» Stated task
All of the material below is to be retyped exactly.

» Data to use
----------------
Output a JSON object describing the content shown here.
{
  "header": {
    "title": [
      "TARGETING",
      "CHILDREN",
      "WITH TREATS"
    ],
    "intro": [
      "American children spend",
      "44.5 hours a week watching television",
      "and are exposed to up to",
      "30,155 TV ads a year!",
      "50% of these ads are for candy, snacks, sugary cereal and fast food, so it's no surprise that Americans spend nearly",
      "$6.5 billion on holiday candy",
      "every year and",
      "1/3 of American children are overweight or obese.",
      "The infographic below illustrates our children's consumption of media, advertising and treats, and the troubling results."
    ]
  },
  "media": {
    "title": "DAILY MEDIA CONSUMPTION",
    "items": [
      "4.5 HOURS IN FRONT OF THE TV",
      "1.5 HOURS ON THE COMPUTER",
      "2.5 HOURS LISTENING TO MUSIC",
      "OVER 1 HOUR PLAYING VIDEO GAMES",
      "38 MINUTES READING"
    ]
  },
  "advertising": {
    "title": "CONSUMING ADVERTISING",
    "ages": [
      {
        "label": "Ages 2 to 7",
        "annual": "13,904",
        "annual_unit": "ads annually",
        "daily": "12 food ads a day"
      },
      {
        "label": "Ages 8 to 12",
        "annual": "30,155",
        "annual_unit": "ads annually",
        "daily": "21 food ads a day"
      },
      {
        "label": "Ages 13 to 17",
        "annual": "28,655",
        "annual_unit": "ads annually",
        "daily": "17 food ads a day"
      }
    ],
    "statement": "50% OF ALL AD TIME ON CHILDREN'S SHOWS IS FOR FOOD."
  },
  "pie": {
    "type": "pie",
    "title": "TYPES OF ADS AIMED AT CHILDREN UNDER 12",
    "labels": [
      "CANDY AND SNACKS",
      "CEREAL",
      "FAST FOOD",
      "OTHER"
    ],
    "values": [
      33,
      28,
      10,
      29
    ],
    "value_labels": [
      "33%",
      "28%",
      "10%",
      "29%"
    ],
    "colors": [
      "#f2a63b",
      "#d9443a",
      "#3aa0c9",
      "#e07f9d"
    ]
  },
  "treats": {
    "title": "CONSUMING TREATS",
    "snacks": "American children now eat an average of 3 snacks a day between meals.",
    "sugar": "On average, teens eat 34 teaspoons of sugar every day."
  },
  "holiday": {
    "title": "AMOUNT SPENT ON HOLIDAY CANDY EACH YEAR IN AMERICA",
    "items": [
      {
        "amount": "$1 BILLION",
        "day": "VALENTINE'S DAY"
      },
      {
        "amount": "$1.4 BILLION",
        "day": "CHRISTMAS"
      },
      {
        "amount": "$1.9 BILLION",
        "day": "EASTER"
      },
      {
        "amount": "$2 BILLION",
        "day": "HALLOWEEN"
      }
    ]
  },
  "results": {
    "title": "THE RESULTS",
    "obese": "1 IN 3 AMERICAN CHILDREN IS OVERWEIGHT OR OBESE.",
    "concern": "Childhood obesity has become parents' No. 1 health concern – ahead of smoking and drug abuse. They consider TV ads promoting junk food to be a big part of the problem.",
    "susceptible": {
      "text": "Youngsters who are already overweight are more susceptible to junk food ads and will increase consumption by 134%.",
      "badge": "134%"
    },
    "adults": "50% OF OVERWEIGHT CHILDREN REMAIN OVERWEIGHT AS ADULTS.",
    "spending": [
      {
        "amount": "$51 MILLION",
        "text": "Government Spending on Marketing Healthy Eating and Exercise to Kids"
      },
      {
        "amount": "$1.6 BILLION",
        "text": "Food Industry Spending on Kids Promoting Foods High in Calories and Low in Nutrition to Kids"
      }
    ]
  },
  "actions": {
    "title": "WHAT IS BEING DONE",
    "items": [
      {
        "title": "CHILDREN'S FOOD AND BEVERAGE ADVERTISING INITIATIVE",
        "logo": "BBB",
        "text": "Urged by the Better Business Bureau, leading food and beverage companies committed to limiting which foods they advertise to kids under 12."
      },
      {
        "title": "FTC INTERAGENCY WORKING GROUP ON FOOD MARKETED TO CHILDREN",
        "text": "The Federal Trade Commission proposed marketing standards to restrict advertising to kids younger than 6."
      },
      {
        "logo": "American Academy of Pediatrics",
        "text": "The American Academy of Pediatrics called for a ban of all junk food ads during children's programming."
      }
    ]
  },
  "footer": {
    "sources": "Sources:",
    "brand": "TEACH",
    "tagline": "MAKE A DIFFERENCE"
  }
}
----------------
» Written solution
Output a JSON object describing the content shown here.
{
  "header": {
    "title": [
      "TARGETING",
      "CHILDREN",
      "WITH TREATS"
    ],
    "intro": [
      "American children spend",
      "44.5 hours a week watching television",
      "and are exposed to up to",
      "30,155 TV ads a year!",
      "50% of these ads are for candy, snacks, sugary cereal and fast food, so it's no surprise that Americans spend nearly",
      "$6.5 billion on holiday candy",
      "every year and",
      "1/3 of American children are overweight or obese.",
      "The infographic below illustrates our children's consumption of media, advertising and treats, and the troubling results."
    ]
  },
  "media": {
    "title": "DAILY MEDIA CONSUMPTION",
    "items": [
      "4.5 HOURS IN FRONT OF THE TV",
      "1.5 HOURS ON THE COMPUTER",
      "2.5 HOURS LISTENING TO MUSIC",
      "OVER 1 HOUR PLAYING VIDEO GAMES",
      "38 MINUTES READING"
    ]
  },
  "advertising": {
    "title": "CONSUMING ADVERTISING",
    "ages": [
      {
        "label": "Ages 2 to 7",
        "annual": "13,904",
        "annual_unit": "ads annually",
        "daily": "12 food ads a day"
      },
      {
        "label": "Ages 8 to 12",
        "annual": "30,155",
        "annual_unit": "ads annually",
        "daily": "21 food ads a day"
      },
      {
        "label": "Ages 13 to 17",
        "annual": "28,655",
        "annual_unit": "ads annually",
        "daily": "17 food ads a day"
      }
    ],
    "statement": "50% OF ALL AD TIME ON CHILDREN'S SHOWS IS FOR FOOD."
  },
  "pie": {
    "type": "pie",
    "title": "TYPES OF ADS AIMED AT CHILDREN UNDER 12",
    "labels": [
      "CANDY AND SNACKS",
      "CEREAL",
      "FAST FOOD",
      "OTHER"
    ],
    "values": [
      33,
      28,
      10,
      29
    ],
    "value_labels": [
      "33%",
      "28%",
      "10%",
      "29%"
    ],
    "colors": [
      "#f2a63b",
      "#d9443a",
      "#3aa0c9",
      "#e07f9d"
    ]
  },
  "treats": {
    "title": "CONSUMING TREATS",
    "snacks": "American children now eat an average of 3 snacks a day between meals.",
    "sugar": "On average, teens eat 34 teaspoons of sugar every day."
  },
  "holiday": {
    "title": "AMOUNT SPENT ON HOLIDAY CANDY EACH YEAR IN AMERICA",
    "items": [
      {
        "amount": "$1 BILLION",
        "day": "VALENTINE'S DAY"
      },
      {
        "amount": "$1.4 BILLION",
        "day": "CHRISTMAS"
      },
      {
        "amount": "$1.9 BILLION",
        "day": "EASTER"
      },
      {
        "amount": "$2 BILLION",
        "day": "HALLOWEEN"
      }
    ]
  },
  "results": {
    "title": "THE RESULTS",
    "obese": "1 IN 3 AMERICAN CHILDREN IS OVERWEIGHT OR OBESE.",
    "concern": "Childhood obesity has become parents' No. 1 health concern – ahead of smoking and drug abuse. They consider TV ads promoting junk food to be a big part of the problem.",
    "susceptible": {
      "text": "Youngsters who are already overweight are more susceptible to junk food ads and will increase consumption by 134%.",
      "badge": "134%"
    },
    "adults": "50% OF OVERWEIGHT CHILDREN REMAIN OVERWEIGHT AS ADULTS.",
    "spending": [
      {
        "amount": "$51 MILLION",
        "text": "Government Spending on Marketing Healthy Eating and Exercise to Kids"
      },
      {
        "amount": "$1.6 BILLION",
        "text": "Food Industry Spending on Kids Promoting Foods High in Calories and Low in Nutrition to Kids"
      }
    ]
  },
  "actions": {
    "title": "WHAT IS BEING DONE",
    "items": [
      {
        "title": "CHILDREN'S FOOD AND BEVERAGE ADVERTISING INITIATIVE",
        "logo": "BBB",
        "text": "Urged by the Better Business Bureau, leading food and beverage companies committed to limiting which foods they advertise to kids under 12."
      },
      {
        "title": "FTC INTERAGENCY WORKING GROUP ON FOOD MARKETED TO CHILDREN",
        "text": "The Federal Trade Commission proposed marketing standards to restrict advertising to kids younger than 6."
      },
      {
        "logo": "American Academy of Pediatrics",
        "text": "The American Academy of Pediatrics called for a ban of all junk food ads during children's programming."
      }
    ]
  },
  "footer": {
    "sources": "Sources:",
    "brand": "TEACH",
    "tagline": "MAKE A DIFFERENCE"
  }
}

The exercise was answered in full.